DIRECTION> Reproduce verbatim every line of the material between the lines containing "y-tick-label: 175 (66, 132, 81, 141)" and "x-tick-label: 纳米晶(DSC) (361, 351, 408, 361)", inclusive, and output only those lines.
** begin **
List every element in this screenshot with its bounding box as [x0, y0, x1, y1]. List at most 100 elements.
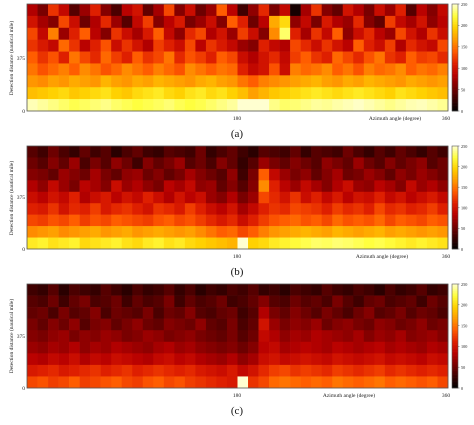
heatmap-cell	[332, 307, 344, 319]
heatmap-cell	[395, 341, 407, 354]
colorbar-segment	[452, 75, 458, 78]
heatmap-cell	[332, 284, 344, 296]
heatmap-cell	[311, 376, 323, 389]
heatmap-cell	[153, 27, 165, 40]
heatmap-cell	[426, 146, 438, 158]
heatmap-cell	[300, 203, 312, 215]
heatmap-cell	[426, 27, 438, 40]
heatmap-cell	[37, 75, 49, 88]
colorbar-segment	[452, 187, 458, 190]
colorbar-segment	[452, 146, 458, 149]
colorbar-segment	[452, 386, 458, 389]
heatmap-cell	[342, 284, 354, 296]
colorbar-segment	[452, 34, 458, 37]
heatmap-cell	[332, 63, 344, 76]
heatmap-cell	[353, 364, 365, 377]
heatmap-cell	[69, 353, 80, 366]
heatmap-cell	[226, 307, 238, 319]
heatmap-cell	[342, 191, 354, 204]
colorbar-segment	[452, 223, 458, 226]
heatmap-cell	[353, 203, 365, 215]
heatmap-cell	[69, 51, 80, 64]
plot-frame-c	[26, 283, 449, 389]
heatmap-cell	[395, 157, 407, 170]
heatmap-cell	[353, 341, 365, 354]
heatmap-cell	[174, 51, 186, 64]
heatmap-cell	[163, 168, 175, 181]
heatmap-cell	[311, 226, 323, 238]
colorbar-segment	[452, 171, 458, 174]
heatmap-cell	[332, 146, 344, 158]
heatmap-cell	[321, 364, 333, 377]
heatmap-cell	[184, 376, 196, 389]
heatmap-cell	[27, 39, 38, 52]
heatmap-cell	[395, 191, 407, 204]
colorbar-segment	[452, 183, 458, 186]
heatmap-cell	[248, 63, 259, 76]
heatmap-cell	[111, 87, 123, 100]
colorbar-tick-label: 250	[461, 2, 467, 7]
heatmap-cell	[321, 168, 333, 181]
heatmap-cell	[311, 157, 323, 170]
heatmap-cell	[205, 168, 217, 181]
heatmap-cell	[290, 284, 301, 296]
heatmap-cell	[437, 353, 449, 366]
heatmap-cell	[342, 214, 354, 227]
heatmap-cell	[416, 27, 428, 40]
heatmap-cell	[216, 284, 228, 296]
heatmap-cell	[363, 341, 375, 354]
heatmap-cell	[174, 4, 186, 17]
heatmap-cell	[342, 353, 354, 366]
heatmap-cell	[363, 87, 375, 100]
heatmap-cell	[416, 15, 428, 29]
heatmap-cell	[69, 364, 80, 377]
heatmap-cell	[79, 15, 91, 29]
colorbar-segment	[452, 156, 458, 159]
heatmap-cell	[226, 99, 238, 112]
heatmap-cell	[163, 330, 175, 343]
heatmap-cell	[184, 87, 196, 100]
heatmap-cell	[405, 226, 417, 238]
heatmap-cell	[416, 295, 428, 308]
heatmap-cell	[290, 214, 301, 227]
heatmap-cell	[205, 284, 217, 296]
heatmap-cell	[237, 180, 249, 193]
heatmap-cell	[269, 203, 280, 215]
colorbar-segment	[452, 342, 458, 345]
colorbar-segment	[452, 182, 458, 185]
heatmap-cell	[290, 87, 301, 100]
heatmap-cell	[216, 203, 228, 215]
heatmap-cell	[416, 376, 428, 389]
heatmap-cell	[405, 75, 417, 88]
heatmap-cell	[321, 180, 333, 193]
heatmap-cell	[342, 318, 354, 331]
colorbar-segment	[452, 243, 458, 246]
colorbar-segment	[452, 176, 458, 179]
colorbar-segment	[452, 89, 458, 92]
heatmap-cell	[121, 353, 133, 366]
heatmap-cell	[321, 353, 333, 366]
heatmap-cell	[100, 75, 112, 88]
heatmap-cell	[100, 214, 112, 227]
heatmap-cell	[142, 180, 154, 193]
heatmap-cell	[132, 237, 144, 250]
heatmap-cell	[300, 376, 312, 389]
heatmap-cell	[216, 157, 228, 170]
heatmap-cell	[321, 146, 333, 158]
heatmap-cell	[374, 87, 386, 100]
heatmap-cell	[384, 214, 396, 227]
heatmap-cell	[132, 51, 144, 64]
heatmap-cell	[142, 318, 154, 331]
heatmap-cell	[311, 15, 323, 29]
heatmap-cell	[216, 226, 228, 238]
heatmap-cell	[100, 39, 112, 52]
heatmap-cell	[205, 364, 217, 377]
colorbar-segment	[452, 98, 458, 101]
heatmap-cell	[174, 180, 186, 193]
heatmap-cell	[300, 214, 312, 227]
heatmap-cell	[311, 168, 323, 181]
heatmap-cell	[384, 237, 396, 250]
heatmap-cell	[27, 318, 38, 331]
heatmap-cell	[79, 191, 91, 204]
heatmap-cell	[311, 191, 323, 204]
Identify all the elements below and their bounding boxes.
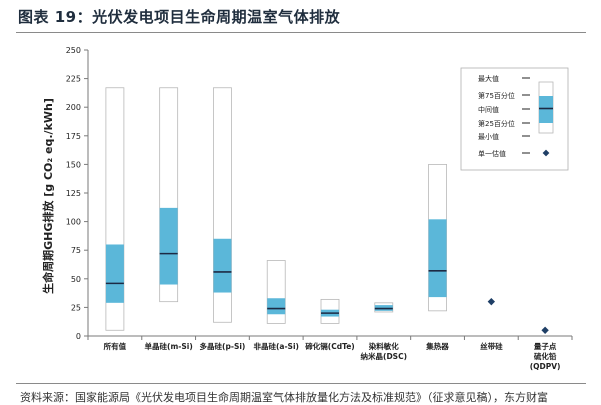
y-tick-label: 175 (66, 132, 81, 141)
x-tick-label: 非晶硅(a-Si) (253, 341, 299, 351)
iqr-box (159, 207, 178, 285)
x-tick-label: 量子点 (534, 341, 557, 351)
x-tick-label: 碲化镉(CdTe) (305, 341, 354, 351)
iqr-box (213, 238, 232, 293)
box-plot-chart: 0 25 50 75 100 125 150 175 200 225 250 所有值 单晶硅(m-Si… (41, 46, 573, 371)
chart-axes: 0 25 50 75 100 125 150 175 200 225 250 (66, 46, 573, 341)
title-divider (16, 32, 586, 33)
chart-boxes (105, 87, 549, 334)
y-tick-label: 250 (66, 46, 81, 55)
y-tick-label: 150 (66, 160, 81, 169)
x-tick-label: 丝带硅 (480, 341, 503, 351)
legend-sample-iqr (539, 96, 553, 123)
y-tick-label: 125 (66, 189, 81, 198)
single-estimate-marker (541, 326, 549, 334)
legend-item-label: 第25百分位 (478, 119, 515, 128)
iqr-box (267, 298, 286, 315)
legend-item-label: 最小值 (478, 132, 499, 141)
legend-item-label: 中间值 (478, 105, 499, 114)
y-tick-label: 0 (76, 332, 81, 341)
footer-divider (16, 383, 586, 384)
x-tick-label: 硫化铅 (534, 351, 557, 361)
y-tick-label: 25 (71, 303, 81, 312)
figure-title: 图表 19：光伏发电项目生命周期温室气体排放 (18, 8, 341, 26)
x-tick-label: 所有值 (104, 341, 127, 351)
y-tick-label: 225 (66, 75, 81, 84)
x-tick-label: 集热器 (425, 341, 449, 351)
iqr-box (105, 244, 124, 303)
single-estimate-marker (487, 298, 496, 306)
x-tick-label: 多晶硅(p-Si) (200, 341, 246, 351)
legend-single-label: 单一估值 (478, 149, 506, 158)
y-tick-label: 100 (66, 218, 81, 227)
x-tick-label: 纳米晶(DSC) (361, 351, 408, 361)
x-tick-label: (QDPV) (530, 362, 561, 371)
chart-category-labels: 所有值 单晶硅(m-Si) 多晶硅(p-Si) 非晶硅(a-Si) 碲化镉(CdTe) 染… (104, 341, 561, 371)
y-tick-label: 75 (71, 246, 81, 255)
y-tick-label: 50 (71, 275, 81, 284)
legend-item-label: 第75百分位 (478, 91, 515, 100)
iqr-box (428, 219, 447, 298)
x-tick-label: 染料敏化 (368, 341, 399, 351)
x-tick-label: 单晶硅(m-Si) (145, 341, 193, 351)
source-note: 资料来源：国家能源局《光伏发电项目生命周期温室气体排放量化方法及标准规范》（征求… (20, 391, 548, 404)
legend-item-label: 最大值 (478, 74, 499, 83)
y-tick-label: 200 (66, 103, 81, 112)
y-axis-label: 生命周期GHG排放 [g CO₂ eq./kWh] (41, 98, 55, 294)
legend-single-marker (542, 149, 550, 157)
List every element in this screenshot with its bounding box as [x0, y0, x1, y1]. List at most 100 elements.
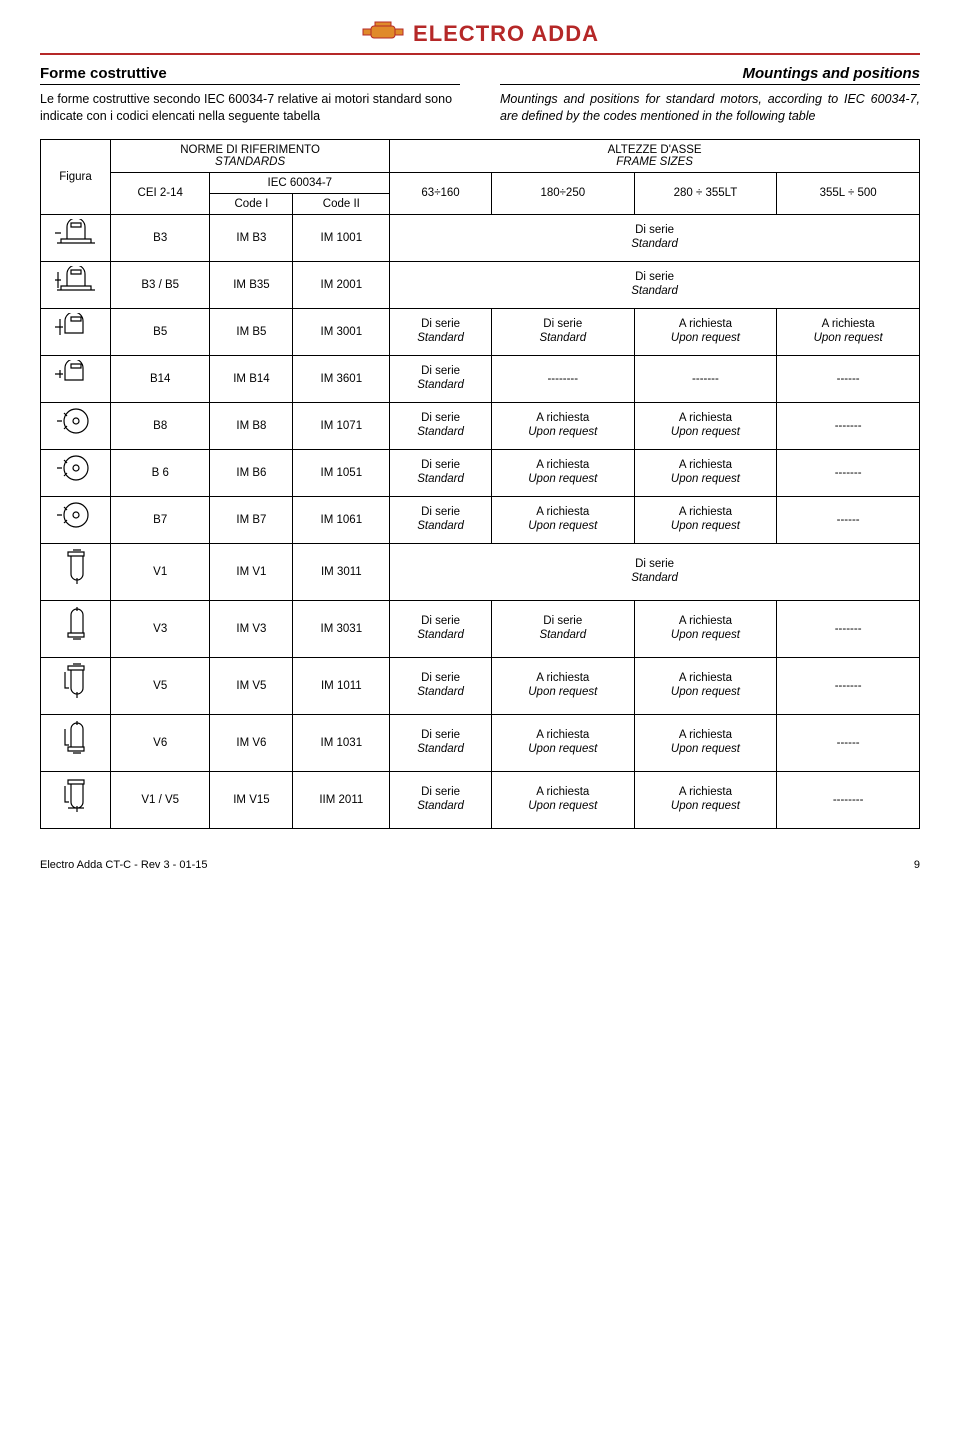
- code1-cell: IM B5: [210, 308, 293, 355]
- data-cell: Di serieStandard: [390, 771, 492, 828]
- hdr-iec: IEC 60034-7: [210, 172, 390, 193]
- data-cell: Di serieStandard: [390, 543, 920, 600]
- hdr-c1: 63÷160: [390, 172, 492, 214]
- data-cell: Di serieStandard: [390, 214, 920, 261]
- code1-cell: IM V5: [210, 657, 293, 714]
- data-cell: A richiestaUpon request: [491, 402, 634, 449]
- data-cell: -------: [777, 402, 920, 449]
- data-cell: Di serieStandard: [491, 600, 634, 657]
- intro-columns: Forme costruttive Le forme costruttive s…: [40, 65, 920, 125]
- req-cell: A richiestaUpon request: [639, 506, 773, 534]
- data-cell: Di serieStandard: [390, 449, 492, 496]
- table-row: V1IM V1IM 3011Di serieStandard: [41, 543, 920, 600]
- data-cell: A richiestaUpon request: [634, 657, 777, 714]
- data-cell: A richiestaUpon request: [634, 714, 777, 771]
- data-cell: A richiestaUpon request: [634, 449, 777, 496]
- std-cell: Di serieStandard: [394, 558, 915, 586]
- std-cell: Di serieStandard: [394, 271, 915, 299]
- figure-icon: [41, 449, 111, 496]
- data-cell: A richiestaUpon request: [491, 714, 634, 771]
- data-cell: Di serieStandard: [390, 261, 920, 308]
- hdr-c4: 355L ÷ 500: [777, 172, 920, 214]
- cei-cell: V1 / V5: [111, 771, 210, 828]
- figure-icon: [41, 402, 111, 449]
- figure-icon: [41, 214, 111, 261]
- data-cell: -------: [777, 600, 920, 657]
- logo-text: ELECTRO ADDA: [413, 21, 599, 47]
- req-cell: A richiestaUpon request: [639, 786, 773, 814]
- cei-cell: B5: [111, 308, 210, 355]
- figure-icon: [41, 355, 111, 402]
- figure-icon: [41, 308, 111, 355]
- data-cell: ------: [777, 714, 920, 771]
- motor-logo-icon: [361, 20, 405, 47]
- cei-cell: B8: [111, 402, 210, 449]
- figure-icon: [41, 543, 111, 600]
- table-row: B3IM B3IM 1001Di serieStandard: [41, 214, 920, 261]
- figure-icon: [41, 714, 111, 771]
- figure-icon: [41, 496, 111, 543]
- code2-cell: IM 1001: [293, 214, 390, 261]
- table-row: B5IM B5IM 3001Di serieStandardDi serieSt…: [41, 308, 920, 355]
- data-cell: Di serieStandard: [390, 308, 492, 355]
- code1-cell: IM B14: [210, 355, 293, 402]
- code1-cell: IM V15: [210, 771, 293, 828]
- code2-cell: IM 3601: [293, 355, 390, 402]
- divider: [40, 53, 920, 55]
- std-cell: Di serieStandard: [394, 412, 487, 440]
- right-para: Mountings and positions for standard mot…: [500, 91, 920, 125]
- req-cell: A richiestaUpon request: [639, 615, 773, 643]
- req-cell: A richiestaUpon request: [496, 729, 630, 757]
- table-body: B3IM B3IM 1001Di serieStandardB3 / B5IM …: [41, 214, 920, 828]
- code2-cell: IM 1011: [293, 657, 390, 714]
- hdr-cei: CEI 2-14: [111, 172, 210, 214]
- data-cell: A richiestaUpon request: [634, 308, 777, 355]
- mountings-table: Figura NORME DI RIFERIMENTO STANDARDS AL…: [40, 139, 920, 829]
- data-cell: Di serieStandard: [491, 308, 634, 355]
- left-title: Forme costruttive: [40, 65, 460, 85]
- intro-right: Mountings and positions Mountings and po…: [500, 65, 920, 125]
- std-cell: Di serieStandard: [394, 786, 487, 814]
- std-cell: Di serieStandard: [394, 224, 915, 252]
- code1-cell: IM V1: [210, 543, 293, 600]
- req-cell: A richiestaUpon request: [496, 412, 630, 440]
- hdr-norme-txt: NORME DI RIFERIMENTO: [180, 144, 320, 156]
- code1-cell: IM V6: [210, 714, 293, 771]
- table-row: V6IM V6IM 1031Di serieStandardA richiest…: [41, 714, 920, 771]
- std-cell: Di serieStandard: [496, 318, 630, 346]
- std-cell: Di serieStandard: [496, 615, 630, 643]
- data-cell: A richiestaUpon request: [491, 496, 634, 543]
- data-cell: A richiestaUpon request: [491, 449, 634, 496]
- data-cell: Di serieStandard: [390, 657, 492, 714]
- data-cell: A richiestaUpon request: [634, 496, 777, 543]
- req-cell: A richiestaUpon request: [639, 729, 773, 757]
- intro-left: Forme costruttive Le forme costruttive s…: [40, 65, 460, 125]
- code2-cell: IIM 2011: [293, 771, 390, 828]
- hdr-norme: NORME DI RIFERIMENTO STANDARDS: [111, 139, 390, 172]
- hdr-frame: FRAME SIZES: [616, 156, 693, 168]
- data-cell: ------: [777, 496, 920, 543]
- hdr-altezze: ALTEZZE D'ASSE FRAME SIZES: [390, 139, 920, 172]
- data-cell: A richiestaUpon request: [491, 657, 634, 714]
- data-cell: Di serieStandard: [390, 402, 492, 449]
- req-cell: A richiestaUpon request: [496, 459, 630, 487]
- data-cell: Di serieStandard: [390, 355, 492, 402]
- req-cell: A richiestaUpon request: [639, 672, 773, 700]
- cei-cell: V6: [111, 714, 210, 771]
- figure-icon: [41, 261, 111, 308]
- cei-cell: B3 / B5: [111, 261, 210, 308]
- cei-cell: V5: [111, 657, 210, 714]
- logo-row: ELECTRO ADDA: [40, 20, 920, 47]
- code1-cell: IM V3: [210, 600, 293, 657]
- data-cell: A richiestaUpon request: [491, 771, 634, 828]
- code2-cell: IM 1061: [293, 496, 390, 543]
- code2-cell: IM 3031: [293, 600, 390, 657]
- data-cell: ------: [777, 355, 920, 402]
- data-cell: A richiestaUpon request: [634, 771, 777, 828]
- std-cell: Di serieStandard: [394, 672, 487, 700]
- data-cell: Di serieStandard: [390, 600, 492, 657]
- data-cell: Di serieStandard: [390, 714, 492, 771]
- data-cell: --------: [777, 771, 920, 828]
- code1-cell: IM B7: [210, 496, 293, 543]
- data-cell: -------: [777, 657, 920, 714]
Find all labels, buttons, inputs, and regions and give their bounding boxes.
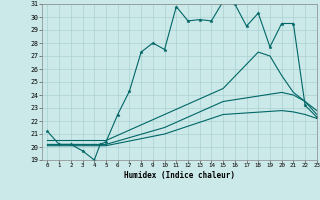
** end **
RESULT OF THE EXERCISE>
y-tick-label: 175 (66, 132, 81, 141)
x-tick-label: 非晶硅(a-Si) (253, 341, 299, 351)
iqr-box (159, 207, 178, 285)
x-tick-label: 量子点 (534, 341, 557, 351)
x-tick-label: 碲化镉(CdTe) (305, 341, 354, 351)
iqr-box (213, 238, 232, 293)
box-plot-chart: 0 25 50 75 100 125 150 175 200 225 250 所有值 单晶硅(m-Si… (41, 46, 573, 371)
chart-axes: 0 25 50 75 100 125 150 175 200 225 250 (66, 46, 573, 341)
title-divider (16, 32, 586, 33)
chart-boxes (105, 87, 549, 334)
y-tick-label: 250 (66, 46, 81, 55)
y-tick-label: 150 (66, 160, 81, 169)
x-tick-label: 丝带硅 (480, 341, 503, 351)
legend-sample-iqr (539, 96, 553, 123)
y-tick-label: 125 (66, 189, 81, 198)
single-estimate-marker (541, 326, 549, 334)
legend-item-label: 第25百分位 (478, 119, 515, 128)
iqr-box (267, 298, 286, 315)
legend-item-label: 最小值 (478, 132, 499, 141)
legend-item-label: 中间值 (478, 105, 499, 114)
y-tick-label: 0 (76, 332, 81, 341)
footer-divider (16, 383, 586, 384)
x-tick-label: 硫化铅 (534, 351, 557, 361)
y-tick-label: 25 (71, 303, 81, 312)
figure-title: 图表 19：光伏发电项目生命周期温室气体排放 (18, 8, 341, 26)
x-tick-label: 所有值 (104, 341, 127, 351)
y-tick-label: 225 (66, 75, 81, 84)
x-tick-label: 集热器 (425, 341, 449, 351)
iqr-box (105, 244, 124, 303)
single-estimate-marker (487, 298, 496, 306)
x-tick-label: 多晶硅(p-Si) (200, 341, 246, 351)
legend-single-label: 单一估值 (478, 149, 506, 158)
y-tick-label: 100 (66, 218, 81, 227)
x-tick-label: 纳米晶(DSC) (361, 351, 408, 361)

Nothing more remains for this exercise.